What you have to do
Gather from the material every line that contains the string "Zillow".

>> Begin Input material

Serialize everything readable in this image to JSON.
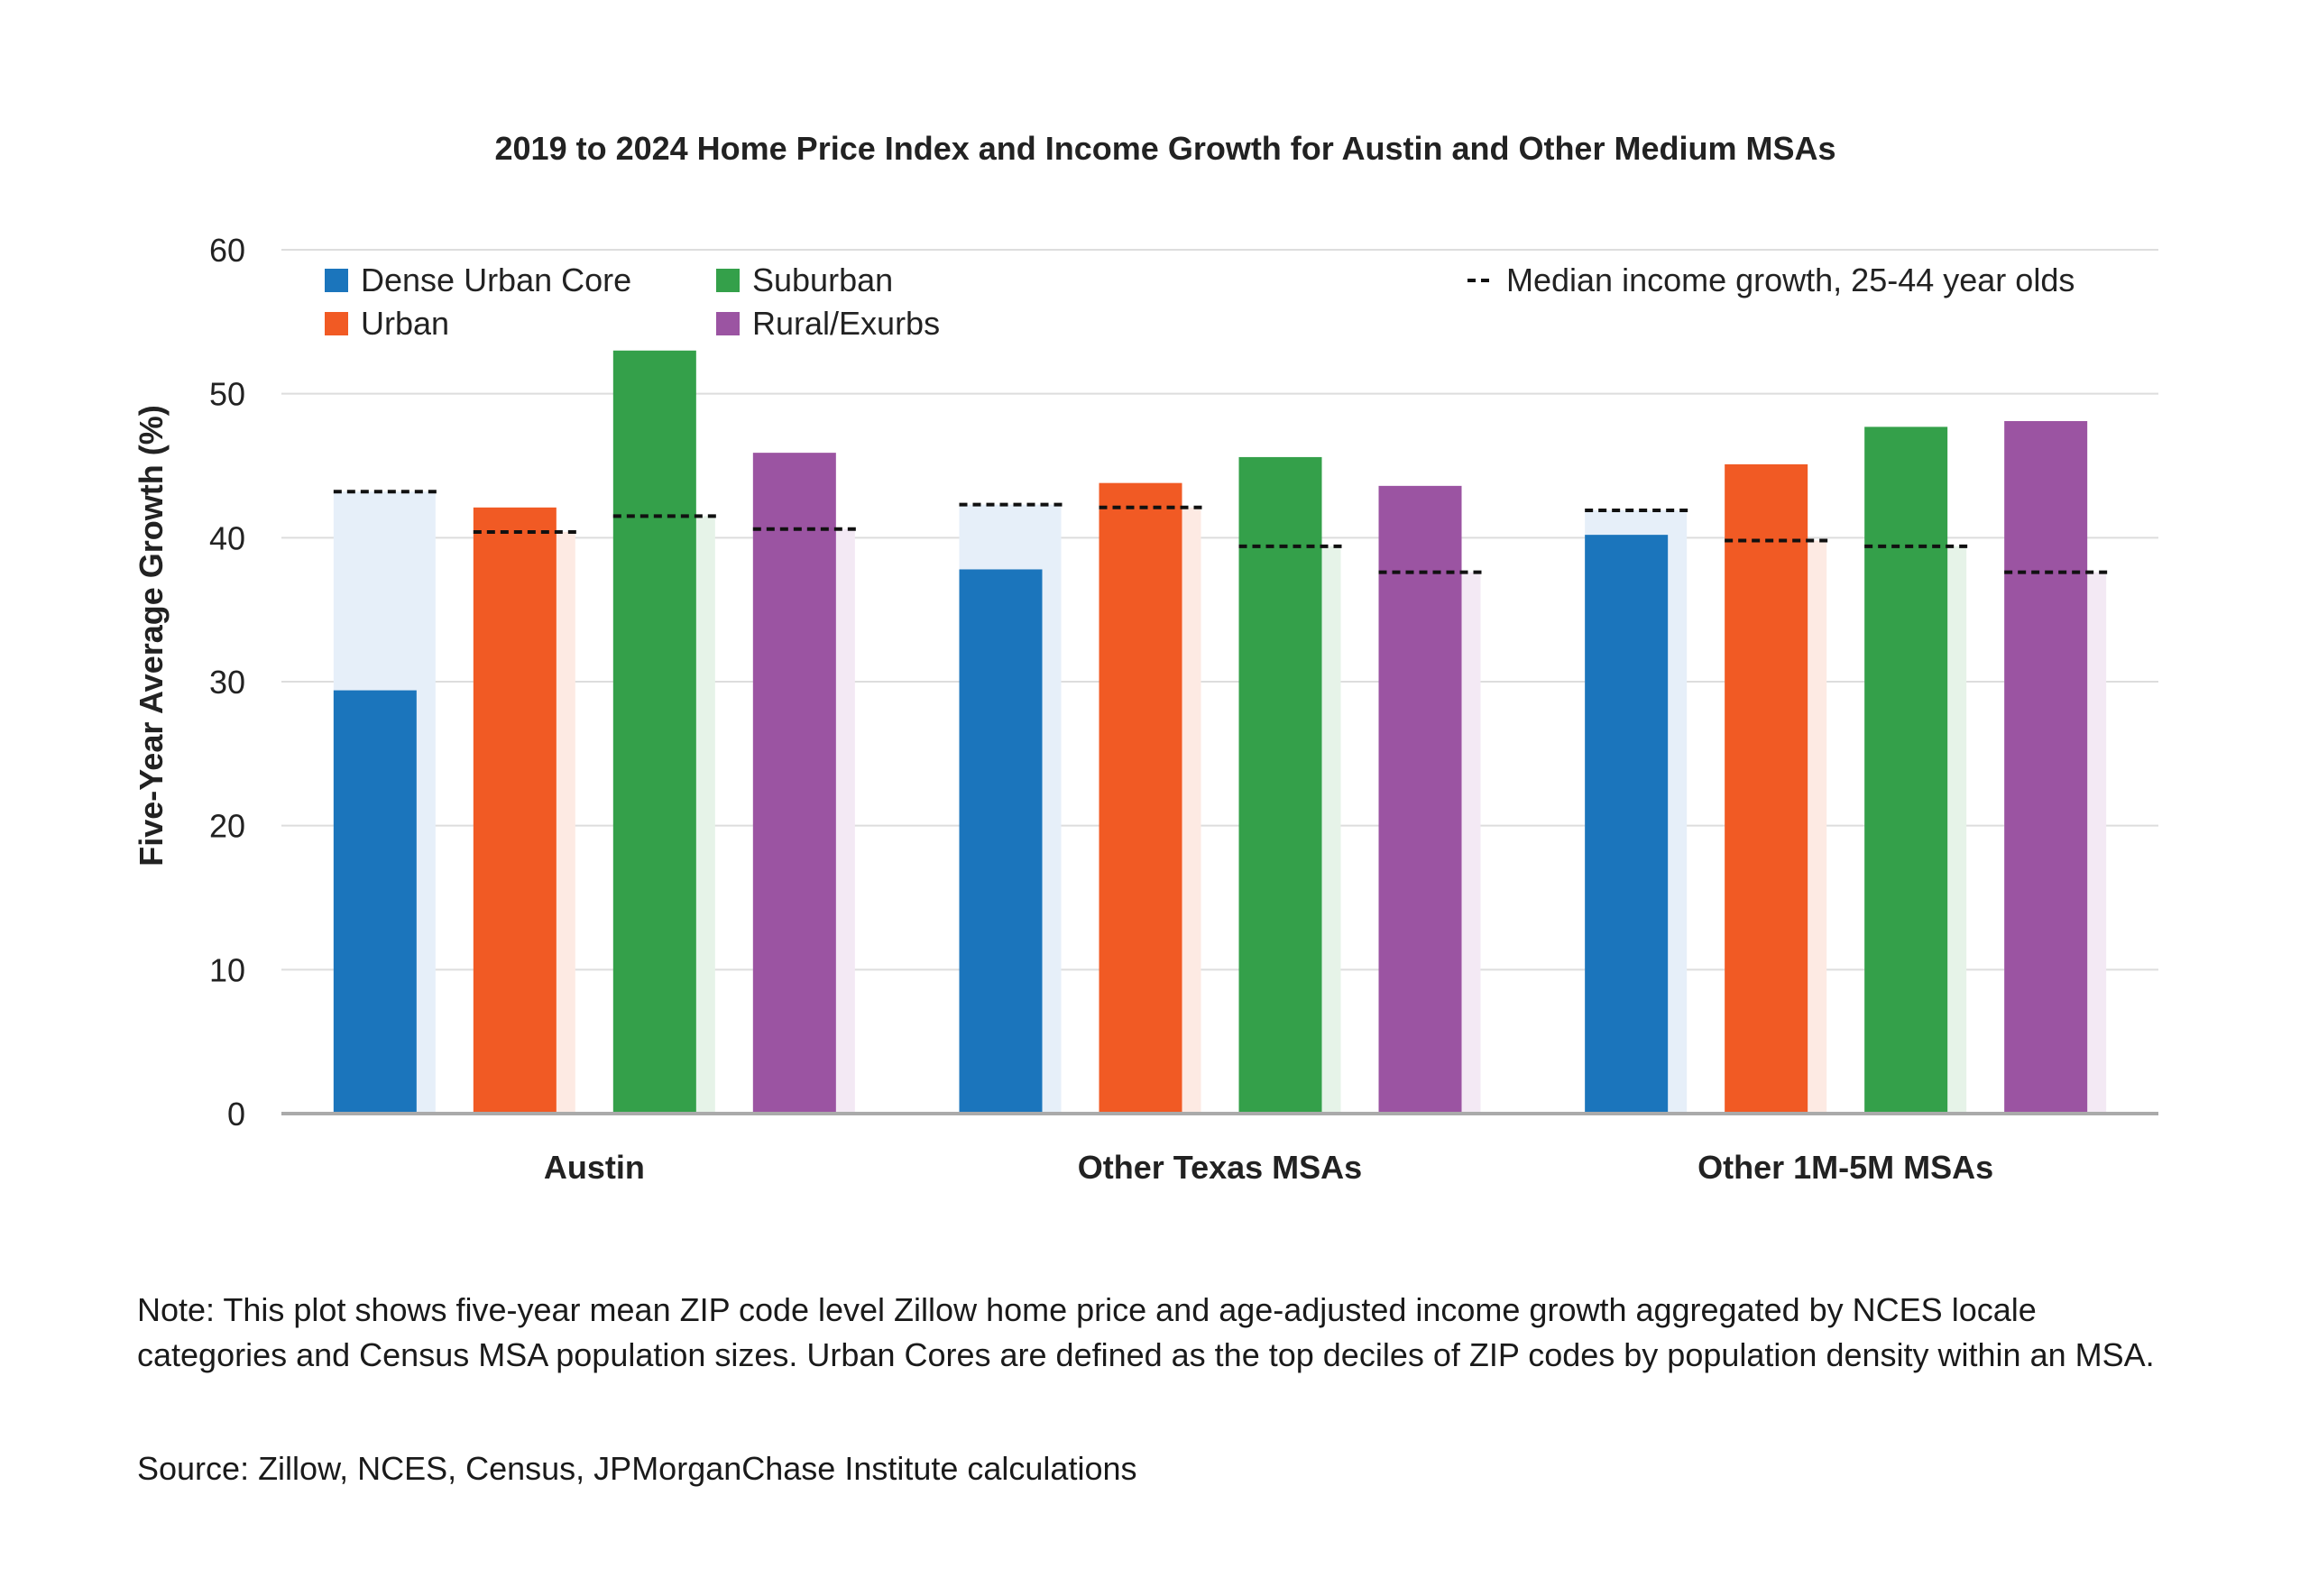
{
  "chart_data": {
    "type": "bar",
    "title": "2019 to 2024 Home Price Index and Income Growth for Austin and Other Medium MSAs",
    "ylabel": "Five-Year Average Growth (%)",
    "xlabel": "",
    "ylim": [
      0,
      60
    ],
    "yticks": [
      0,
      10,
      20,
      30,
      40,
      50,
      60
    ],
    "grid": true,
    "legend_placement": "top",
    "categories": [
      "Austin",
      "Other Texas MSAs",
      "Other 1M-5M MSAs"
    ],
    "series": [
      {
        "name": "Dense Urban Core",
        "color": "#1b75bc",
        "shade": "#e6eff9",
        "values": [
          29.4,
          37.8,
          40.2
        ],
        "income": [
          43.2,
          42.3,
          41.9
        ]
      },
      {
        "name": "Urban",
        "color": "#f15a24",
        "shade": "#fdeae3",
        "values": [
          42.1,
          43.8,
          45.1
        ],
        "income": [
          40.4,
          42.1,
          39.8
        ]
      },
      {
        "name": "Suburban",
        "color": "#34a04a",
        "shade": "#e6f3e8",
        "values": [
          53.0,
          45.6,
          47.7
        ],
        "income": [
          41.5,
          39.4,
          39.4
        ]
      },
      {
        "name": "Rural/Exurbs",
        "color": "#9b54a2",
        "shade": "#f3e9f4",
        "values": [
          45.9,
          43.6,
          48.1
        ],
        "income": [
          40.6,
          37.6,
          37.6
        ]
      }
    ],
    "income_legend": "Median income growth, 25-44 year olds"
  },
  "note": "Note: This plot shows five-year mean ZIP code level Zillow home price and age-adjusted income growth aggregated by NCES locale categories and Census MSA population sizes. Urban Cores are defined as the top deciles of ZIP codes by population density within an MSA.",
  "source": "Source: Zillow, NCES, Census, JPMorganChase Institute calculations"
}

>> End Input material

Result
  "note": "Note: This plot shows five-year mean ZIP code level Zillow home price and age-adjusted income growth aggregated by NCES locale categories and Census MSA population sizes. Urban Cores are defined as the top deciles of ZIP codes by population density within an MSA.",
  "source": "Source: Zillow, NCES, Census, JPMorganChase Institute calculations"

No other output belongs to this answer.